Why are UK Covid-19 cases falling when Europe's are surging?


Daniel Bardsley
  • English
  • Arabic

As coronavirus case rates in much of continental Europe are rising, the UK has been recording a fall in the number of positive tests.

Although the decrease took some by surprise, modellers forecast that instead of soaring as winter approached, case numbers in the UK could decline.

The situation remains finely balanced, however, with some suggestions that numbers may be creeping up again.

UK Prime Minister Boris Johnson said this week he could not rule out a Christmas lockdown if infection rates did continue to climb.

Nonetheless, the recent figures have given cause for optimism only weeks after the English Health Secretary, Sajid Javid, gave a warning that positive tests could more than double to 100,000 a day.

I think it’s the beginning of the end of the pandemic
Prof Ian Jones

But why does the UK appear to be bucking the upwards trend of many of its neighbours?

The National explains.

What has been happening to UK case numbers?

By mid-to-late October, the UK had seen five successive weeks of increases in the number of positive Covid-19 cases. This fuelled concerns that the country was going to experience a tough winter in which hospitals would be put under extreme pressure, especially given the risk that influenza cases could spiral, too.

In the week beginning on October 18, there were 330,465 confirmed cases, the country's highest figure since January and third-highest since the start of the pandemic.

However, the trend since has been for case numbers to fall by more than 10 per cent each week, although in the last seven days case numbers have crept back up by six per cent to 262,419.

Trends in deaths tend to follow several weeks behind cases. In the latest seven-day period there were 1,093 deaths, 6.9 per cent down on the previous seven-day period.

Hospital admissions have fallen too.

Has the recent fall in cases come as a surprise?

David Taylor, professor emeritus of pharmaceutical and public health policy at University College London, said the UK had some of the world’s best disease modellers in the world – and they had forecast a decline. He highlighted in particular work by Imperial College London and UCL.

A UCL forecast published on November 3, for example, suggested that the number of deaths per day would remain at about 150 then decline slowly.

“[These] models for some months have been indicating that if we maintain levels of vaccination and use the booster, and at the same time there are relatively high numbers of cases in children and young adults, causing immunity with little harm, the outlook for the UK over the winter is good,” Prof Taylor said.

ENTRIES SUPPLIED:
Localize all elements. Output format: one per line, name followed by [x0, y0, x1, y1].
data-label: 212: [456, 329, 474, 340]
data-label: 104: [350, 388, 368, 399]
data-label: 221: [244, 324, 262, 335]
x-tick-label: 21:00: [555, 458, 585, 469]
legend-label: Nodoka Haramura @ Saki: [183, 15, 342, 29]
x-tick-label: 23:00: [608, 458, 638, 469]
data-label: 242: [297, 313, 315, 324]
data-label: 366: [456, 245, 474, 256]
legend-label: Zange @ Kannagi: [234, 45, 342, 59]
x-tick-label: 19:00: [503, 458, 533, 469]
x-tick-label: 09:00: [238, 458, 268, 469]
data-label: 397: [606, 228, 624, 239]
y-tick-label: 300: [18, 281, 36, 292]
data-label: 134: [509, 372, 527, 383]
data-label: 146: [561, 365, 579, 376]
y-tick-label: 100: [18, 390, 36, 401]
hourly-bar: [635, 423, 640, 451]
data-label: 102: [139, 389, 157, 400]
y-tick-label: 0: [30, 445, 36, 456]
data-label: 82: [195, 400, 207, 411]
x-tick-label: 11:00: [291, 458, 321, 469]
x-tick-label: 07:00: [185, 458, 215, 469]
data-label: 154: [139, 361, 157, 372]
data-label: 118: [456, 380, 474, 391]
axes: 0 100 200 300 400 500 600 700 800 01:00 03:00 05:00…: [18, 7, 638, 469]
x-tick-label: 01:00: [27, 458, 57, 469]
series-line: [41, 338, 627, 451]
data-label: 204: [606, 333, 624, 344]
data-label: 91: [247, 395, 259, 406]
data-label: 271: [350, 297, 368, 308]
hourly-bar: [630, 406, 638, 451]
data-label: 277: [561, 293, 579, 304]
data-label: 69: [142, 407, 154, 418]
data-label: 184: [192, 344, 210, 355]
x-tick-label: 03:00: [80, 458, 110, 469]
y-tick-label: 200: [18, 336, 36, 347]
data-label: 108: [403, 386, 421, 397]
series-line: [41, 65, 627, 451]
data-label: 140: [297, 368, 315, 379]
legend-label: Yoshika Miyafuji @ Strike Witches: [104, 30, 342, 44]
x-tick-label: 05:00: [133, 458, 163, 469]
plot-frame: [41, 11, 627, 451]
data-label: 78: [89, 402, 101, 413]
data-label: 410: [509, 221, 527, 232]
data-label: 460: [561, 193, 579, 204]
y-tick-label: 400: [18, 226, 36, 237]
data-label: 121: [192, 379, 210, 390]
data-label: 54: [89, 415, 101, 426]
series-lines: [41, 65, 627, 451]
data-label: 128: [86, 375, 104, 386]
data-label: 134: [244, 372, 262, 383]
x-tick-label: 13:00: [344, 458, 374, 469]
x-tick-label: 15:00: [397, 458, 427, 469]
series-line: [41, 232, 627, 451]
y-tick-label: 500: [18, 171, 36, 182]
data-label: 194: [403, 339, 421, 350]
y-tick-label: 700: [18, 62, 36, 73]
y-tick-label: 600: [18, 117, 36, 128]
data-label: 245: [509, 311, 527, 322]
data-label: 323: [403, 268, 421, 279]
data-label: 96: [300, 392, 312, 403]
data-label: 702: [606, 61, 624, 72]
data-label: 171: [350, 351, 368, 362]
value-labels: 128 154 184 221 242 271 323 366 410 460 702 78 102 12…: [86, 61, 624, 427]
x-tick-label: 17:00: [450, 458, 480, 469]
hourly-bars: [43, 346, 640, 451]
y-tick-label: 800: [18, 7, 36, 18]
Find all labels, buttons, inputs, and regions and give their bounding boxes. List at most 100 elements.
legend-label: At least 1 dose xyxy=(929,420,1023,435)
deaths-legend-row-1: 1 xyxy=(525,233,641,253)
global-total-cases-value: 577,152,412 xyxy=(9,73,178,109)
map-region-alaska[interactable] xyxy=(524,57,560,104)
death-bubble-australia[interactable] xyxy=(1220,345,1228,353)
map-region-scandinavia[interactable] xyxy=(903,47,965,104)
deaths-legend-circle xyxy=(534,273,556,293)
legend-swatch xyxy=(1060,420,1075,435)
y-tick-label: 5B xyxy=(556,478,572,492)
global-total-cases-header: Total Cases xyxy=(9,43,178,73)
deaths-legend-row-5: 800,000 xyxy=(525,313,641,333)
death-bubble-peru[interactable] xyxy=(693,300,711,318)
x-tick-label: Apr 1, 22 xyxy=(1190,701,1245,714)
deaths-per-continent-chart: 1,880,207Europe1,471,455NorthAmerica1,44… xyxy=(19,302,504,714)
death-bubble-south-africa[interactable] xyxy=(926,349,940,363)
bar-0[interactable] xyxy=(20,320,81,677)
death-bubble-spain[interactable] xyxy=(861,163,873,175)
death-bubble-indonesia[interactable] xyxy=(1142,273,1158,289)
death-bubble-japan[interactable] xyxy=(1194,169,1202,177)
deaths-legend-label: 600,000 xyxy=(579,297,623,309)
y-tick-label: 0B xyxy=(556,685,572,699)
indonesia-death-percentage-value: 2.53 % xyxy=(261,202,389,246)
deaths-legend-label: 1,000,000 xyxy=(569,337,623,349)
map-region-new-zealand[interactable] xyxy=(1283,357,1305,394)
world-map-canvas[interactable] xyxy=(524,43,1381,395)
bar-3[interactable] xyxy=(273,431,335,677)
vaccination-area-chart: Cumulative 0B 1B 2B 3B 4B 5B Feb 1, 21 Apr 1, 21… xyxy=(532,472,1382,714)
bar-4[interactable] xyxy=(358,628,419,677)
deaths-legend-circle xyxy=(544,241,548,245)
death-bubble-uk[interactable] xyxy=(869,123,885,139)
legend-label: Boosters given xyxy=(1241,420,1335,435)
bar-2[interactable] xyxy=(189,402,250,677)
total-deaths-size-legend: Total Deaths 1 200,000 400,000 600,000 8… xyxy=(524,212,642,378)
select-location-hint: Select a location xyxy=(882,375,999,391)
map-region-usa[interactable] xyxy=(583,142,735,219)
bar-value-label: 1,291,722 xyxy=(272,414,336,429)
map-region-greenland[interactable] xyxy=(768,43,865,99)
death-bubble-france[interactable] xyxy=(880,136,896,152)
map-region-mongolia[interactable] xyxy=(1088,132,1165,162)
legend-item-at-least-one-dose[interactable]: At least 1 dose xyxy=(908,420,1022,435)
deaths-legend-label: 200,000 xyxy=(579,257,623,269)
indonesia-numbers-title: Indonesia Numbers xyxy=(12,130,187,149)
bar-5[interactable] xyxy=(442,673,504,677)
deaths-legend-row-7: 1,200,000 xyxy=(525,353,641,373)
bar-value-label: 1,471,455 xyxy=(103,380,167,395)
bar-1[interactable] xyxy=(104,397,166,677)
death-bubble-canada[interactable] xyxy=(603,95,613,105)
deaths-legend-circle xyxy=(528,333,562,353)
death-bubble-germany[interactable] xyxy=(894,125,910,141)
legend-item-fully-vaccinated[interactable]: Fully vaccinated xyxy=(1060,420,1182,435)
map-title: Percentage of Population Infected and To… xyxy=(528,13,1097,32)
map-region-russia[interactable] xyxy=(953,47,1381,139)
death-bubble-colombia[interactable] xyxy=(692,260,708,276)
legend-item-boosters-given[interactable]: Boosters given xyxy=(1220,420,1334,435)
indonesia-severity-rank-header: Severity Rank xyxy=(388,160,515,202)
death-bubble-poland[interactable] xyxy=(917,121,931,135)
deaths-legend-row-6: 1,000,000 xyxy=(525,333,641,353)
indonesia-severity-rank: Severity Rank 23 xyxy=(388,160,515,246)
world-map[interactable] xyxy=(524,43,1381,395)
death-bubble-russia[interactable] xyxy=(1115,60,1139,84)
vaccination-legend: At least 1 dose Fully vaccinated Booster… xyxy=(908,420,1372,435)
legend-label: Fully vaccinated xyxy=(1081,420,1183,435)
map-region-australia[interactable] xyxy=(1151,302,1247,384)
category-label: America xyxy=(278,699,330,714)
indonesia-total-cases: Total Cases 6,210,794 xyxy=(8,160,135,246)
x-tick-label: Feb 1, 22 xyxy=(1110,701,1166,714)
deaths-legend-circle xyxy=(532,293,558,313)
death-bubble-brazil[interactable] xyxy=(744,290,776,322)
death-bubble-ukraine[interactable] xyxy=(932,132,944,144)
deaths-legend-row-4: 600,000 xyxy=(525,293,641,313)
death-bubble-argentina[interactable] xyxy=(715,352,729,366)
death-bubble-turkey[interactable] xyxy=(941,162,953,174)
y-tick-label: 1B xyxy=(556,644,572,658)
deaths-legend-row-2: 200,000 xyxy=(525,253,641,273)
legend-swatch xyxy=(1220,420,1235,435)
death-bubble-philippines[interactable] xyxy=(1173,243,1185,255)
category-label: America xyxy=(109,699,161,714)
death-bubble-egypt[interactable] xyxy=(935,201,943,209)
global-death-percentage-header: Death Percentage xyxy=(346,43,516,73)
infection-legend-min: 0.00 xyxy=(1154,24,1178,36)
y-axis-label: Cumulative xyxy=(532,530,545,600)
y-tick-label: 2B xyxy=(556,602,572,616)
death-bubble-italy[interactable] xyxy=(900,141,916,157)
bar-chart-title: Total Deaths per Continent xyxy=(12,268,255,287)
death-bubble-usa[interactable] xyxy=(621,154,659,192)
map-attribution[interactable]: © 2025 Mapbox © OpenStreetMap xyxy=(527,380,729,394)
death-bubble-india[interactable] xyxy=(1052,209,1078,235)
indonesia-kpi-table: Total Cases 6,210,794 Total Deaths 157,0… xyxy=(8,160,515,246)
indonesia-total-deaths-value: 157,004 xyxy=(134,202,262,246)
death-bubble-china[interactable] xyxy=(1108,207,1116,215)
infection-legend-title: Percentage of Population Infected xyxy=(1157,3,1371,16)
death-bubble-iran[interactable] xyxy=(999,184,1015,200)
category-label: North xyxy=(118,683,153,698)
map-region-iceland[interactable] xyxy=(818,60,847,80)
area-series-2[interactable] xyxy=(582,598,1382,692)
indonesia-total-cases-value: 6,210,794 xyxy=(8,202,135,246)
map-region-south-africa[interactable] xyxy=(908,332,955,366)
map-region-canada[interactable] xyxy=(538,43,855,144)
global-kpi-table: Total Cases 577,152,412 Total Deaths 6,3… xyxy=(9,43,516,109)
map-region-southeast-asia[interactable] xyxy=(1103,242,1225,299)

APPLY WHAT YOU READ:
[1] In the article on UK Covid-19 cases, recast the paragraph beginning "By mid-to-late October" as a short bulleted list that keeps its main facts.
[2] Carry the article on UK Covid-19 cases forward from its final sentence.

RESPONSES PER TASK:
[1]
- By mid-to-late October, the UK had recorded five successive weeks of rising positive Covid-19 cases.
- This raised fears of a tough winter in which hospitals would be under extreme pressure.
- The risk that influenza cases could also spiral added to those fears.

[2]
“Although our record is in some ways chequered, on this occasion … it may be that we’re going to see quite a good level of control, although we shouldn’t in any way get complacent.”

What is causing the fall?

In the UK case numbers and death rates over the summer tended to be higher than those of similarly sized countries in Europe.

Young people in particular experienced significant increases in case numbers but more recently, there have been large falls in younger age groups.

Because more young people have now had Covid-19, levels of natural immunity have increased, which means that it is now harder for the virus to spread in people of this age group.

Also, vaccinated people in the UK may have more durable immunity to Covid-19 because first and second doses were spaced further apart then they were on the continent.

The UK has also given 12.6 million people a third “booster” coronavirus vaccine dose, which will help to protect some of the most vulnerable.

What is likely to happen now?

Ian Jones, a professor of virology at the University of Reading in the UK, said case numbers would change in waves. But he said these waves would be more modest than previous ones and a return to a lockdown – which some European nations are now experiencing – was unlikely.

“I think it’s the beginning of the end of the pandemic,” he said. “I think we’re at the end … we’ve just reached it before the continent.

“There are just less susceptible people around now … I don’t want to use the term 'herd immunity', because it’s a difficult concept.

“But you reach the point where the virus is finding it harder to infect people. Even though it can infect vaccinated people, it doesn’t find it easy.”

The UK, he said, was following Israel, which was one of the fastest to distribute vaccinations and has given boosters to four million of its population of 9.4 million. Rates are now low in Israel, with about 20 deaths per week.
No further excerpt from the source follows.